## begin Source material

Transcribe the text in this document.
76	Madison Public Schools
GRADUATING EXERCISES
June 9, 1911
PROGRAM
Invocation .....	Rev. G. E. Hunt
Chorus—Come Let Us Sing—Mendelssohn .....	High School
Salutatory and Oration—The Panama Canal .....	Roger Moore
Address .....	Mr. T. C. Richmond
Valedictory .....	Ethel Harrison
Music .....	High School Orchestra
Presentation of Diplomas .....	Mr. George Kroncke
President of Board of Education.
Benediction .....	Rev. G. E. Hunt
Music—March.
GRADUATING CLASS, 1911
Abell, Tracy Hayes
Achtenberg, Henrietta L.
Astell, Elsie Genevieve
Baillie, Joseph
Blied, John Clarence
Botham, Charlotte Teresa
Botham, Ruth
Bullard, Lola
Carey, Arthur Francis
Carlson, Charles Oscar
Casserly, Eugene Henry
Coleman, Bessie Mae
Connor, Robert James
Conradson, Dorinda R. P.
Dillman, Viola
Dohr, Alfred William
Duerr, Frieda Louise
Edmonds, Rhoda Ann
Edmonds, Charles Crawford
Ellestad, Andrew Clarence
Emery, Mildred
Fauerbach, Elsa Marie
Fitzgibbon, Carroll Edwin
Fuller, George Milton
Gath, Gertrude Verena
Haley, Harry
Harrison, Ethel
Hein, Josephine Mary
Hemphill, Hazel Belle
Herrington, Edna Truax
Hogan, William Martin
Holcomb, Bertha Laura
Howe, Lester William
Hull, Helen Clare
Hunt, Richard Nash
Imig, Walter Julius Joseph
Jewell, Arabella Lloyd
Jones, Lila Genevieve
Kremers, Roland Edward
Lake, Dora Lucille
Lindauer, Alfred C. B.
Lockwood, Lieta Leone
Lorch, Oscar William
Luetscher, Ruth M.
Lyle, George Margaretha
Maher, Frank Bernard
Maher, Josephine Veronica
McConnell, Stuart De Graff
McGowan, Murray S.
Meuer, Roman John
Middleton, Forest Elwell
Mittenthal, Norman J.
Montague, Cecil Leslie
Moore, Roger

## end Source material

- **What you need to do**:
Quote every record above exactly.

- **Exercise result**:
Transcribe the text in this document.
76	Madison Public Schools
GRADUATING EXERCISES
June 9, 1911
PROGRAM
Invocation .....	Rev. G. E. Hunt
Chorus—Come Let Us Sing—Mendelssohn .....	High School
Salutatory and Oration—The Panama Canal .....	Roger Moore
Address .....	Mr. T. C. Richmond
Valedictory .....	Ethel Harrison
Music .....	High School Orchestra
Presentation of Diplomas .....	Mr. George Kroncke
President of Board of Education.
Benediction .....	Rev. G. E. Hunt
Music—March.
GRADUATING CLASS, 1911
Abell, Tracy Hayes
Achtenberg, Henrietta L.
Astell, Elsie Genevieve
Baillie, Joseph
Blied, John Clarence
Botham, Charlotte Teresa
Botham, Ruth
Bullard, Lola
Carey, Arthur Francis
Carlson, Charles Oscar
Casserly, Eugene Henry
Coleman, Bessie Mae
Connor, Robert James
Conradson, Dorinda R. P.
Dillman, Viola
Dohr, Alfred William
Duerr, Frieda Louise
Edmonds, Rhoda Ann
Edmonds, Charles Crawford
Ellestad, Andrew Clarence
Emery, Mildred
Fauerbach, Elsa Marie
Fitzgibbon, Carroll Edwin
Fuller, George Milton
Gath, Gertrude Verena
Haley, Harry
Harrison, Ethel
Hein, Josephine Mary
Hemphill, Hazel Belle
Herrington, Edna Truax
Hogan, William Martin
Holcomb, Bertha Laura
Howe, Lester William
Hull, Helen Clare
Hunt, Richard Nash
Imig, Walter Julius Joseph
Jewell, Arabella Lloyd
Jones, Lila Genevieve
Kremers, Roland Edward
Lake, Dora Lucille
Lindauer, Alfred C. B.
Lockwood, Lieta Leone
Lorch, Oscar William
Luetscher, Ruth M.
Lyle, George Margaretha
Maher, Frank Bernard
Maher, Josephine Veronica
McConnell, Stuart De Graff
McGowan, Murray S.
Meuer, Roman John
Middleton, Forest Elwell
Mittenthal, Norman J.
Montague, Cecil Leslie
Moore, Roger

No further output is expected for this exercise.